▸ The records:
↓↓↓

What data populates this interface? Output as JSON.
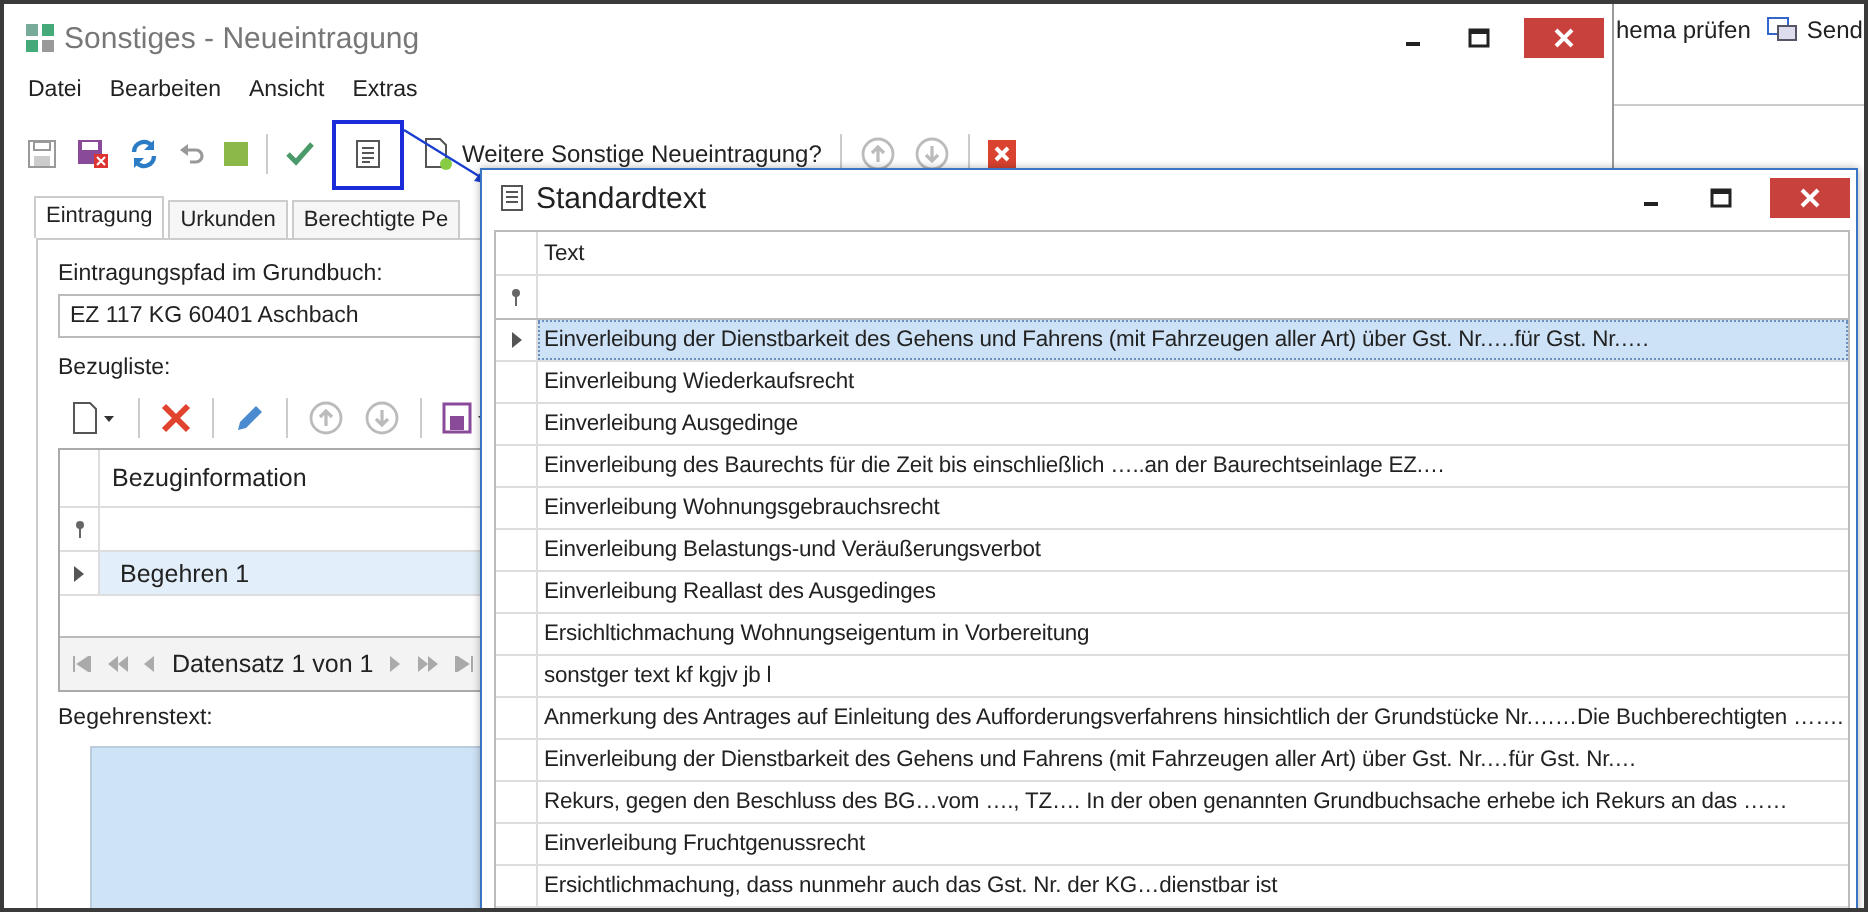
{
  "background_window": {
    "toolbar": [
      {
        "label": "hema prüfen",
        "kind": "text"
      },
      {
        "label": "Send",
        "kind": "icon"
      }
    ]
  },
  "main_window": {
    "title": "Sonstiges - Neueintragung",
    "menu": [
      "Datei",
      "Bearbeiten",
      "Ansicht",
      "Extras"
    ],
    "toolbar_prompt": "Weitere Sonstige Neueintragung?",
    "tabs": [
      {
        "label": "Eintragung",
        "selected": true
      },
      {
        "label": "Urkunden",
        "selected": false
      },
      {
        "label": "Berechtigte Pe",
        "selected": false
      }
    ],
    "path_label": "Eintragungspfad im Grundbuch:",
    "path_value": "EZ 117 KG 60401 Aschbach",
    "list_label": "Bezugliste:",
    "list_grid": {
      "column": "Bezuginformation",
      "rows": [
        {
          "text": "Begehren 1",
          "selected": true
        }
      ],
      "navigator": "Datensatz 1 von 1"
    },
    "request_label": "Begehrenstext:"
  },
  "dialog": {
    "title": "Standardtext",
    "column": "Text",
    "rows": [
      {
        "text": "Einverleibung der Dienstbarkeit des Gehens und Fahrens (mit Fahrzeugen aller Art) über Gst. Nr.….für Gst. Nr.….",
        "selected": true
      },
      {
        "text": "Einverleibung Wiederkaufsrecht",
        "selected": false
      },
      {
        "text": "Einverleibung Ausgedinge",
        "selected": false
      },
      {
        "text": "Einverleibung des Baurechts für die Zeit bis einschließlich …..an der Baurechtseinlage EZ.…",
        "selected": false
      },
      {
        "text": "Einverleibung Wohnungsgebrauchsrecht",
        "selected": false
      },
      {
        "text": "Einverleibung Belastungs-und Veräußerungsverbot",
        "selected": false
      },
      {
        "text": "Einverleibung Reallast des Ausgedinges",
        "selected": false
      },
      {
        "text": "Ersichltichmachung Wohnungseigentum in Vorbereitung",
        "selected": false
      },
      {
        "text": "sonstger text kf  kgjv jb l",
        "selected": false
      },
      {
        "text": "Anmerkung des Antrages auf Einleitung des Aufforderungsverfahrens hinsichtlich der Grundstücke Nr.……Die Buchberechtigten …….",
        "selected": false
      },
      {
        "text": "Einverleibung der Dienstbarkeit des Gehens und Fahrens (mit Fahrzeugen aller Art) über Gst. Nr.…für Gst. Nr.…",
        "selected": false
      },
      {
        "text": "Rekurs, gegen den Beschluss des BG…vom …., TZ…. In der oben genannten Grundbuchsache erhebe ich Rekurs an das ……",
        "selected": false
      },
      {
        "text": "Einverleibung Fruchtgenussrecht",
        "selected": false
      },
      {
        "text": "Ersichtlichmachung, dass nunmehr auch das Gst. Nr.  der KG…dienstbar ist",
        "selected": false
      }
    ]
  }
}
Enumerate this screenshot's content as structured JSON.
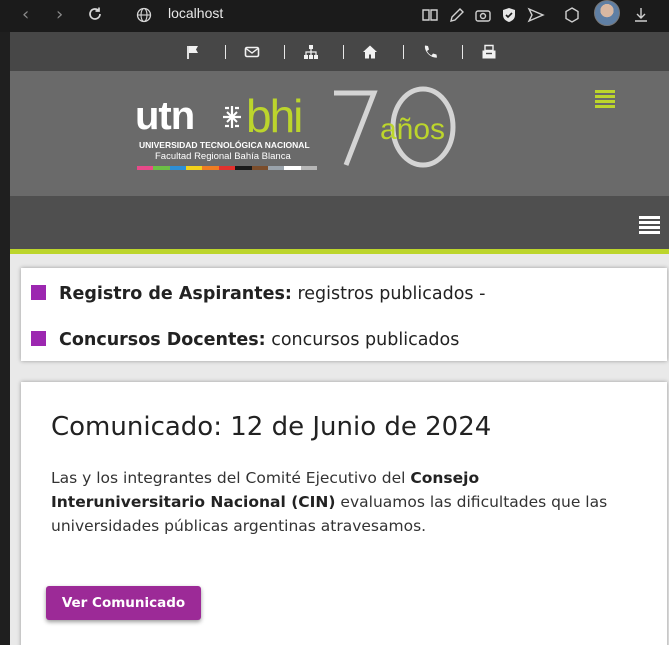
{
  "browser": {
    "url": "localhost"
  },
  "site": {
    "logo_left": "utn",
    "logo_right": "bhi",
    "logo_university": "UNIVERSIDAD TECNOLÓGICA NACIONAL",
    "logo_faculty": "Facultad Regional Bahía Blanca",
    "anniversary_number": "70",
    "anniversary_label": "años",
    "accent_color": "#bcd52c",
    "brand_purple": "#9c27b0"
  },
  "listing": {
    "items": [
      {
        "title": "Registro de Aspirantes:",
        "text": " registros publicados -"
      },
      {
        "title": "Concursos Docentes:",
        "text": " concursos publicados"
      }
    ]
  },
  "announcement": {
    "heading": "Comunicado: 12 de Junio de 2024",
    "body_start": "Las y los integrantes del Comité Ejecutivo del ",
    "body_bold": "Consejo Interuniversitario Nacional (CIN)",
    "body_end": " evaluamos las dificultades que las universidades públicas argentinas atravesamos.",
    "button_label": "Ver Comunicado"
  }
}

↑↑↑

▸ Exercise requirements: Pick out every line above that holds the word "publicados" and copy it.

▸ Completed task:
        "text": " registros publicados -"
        "text": " concursos publicados"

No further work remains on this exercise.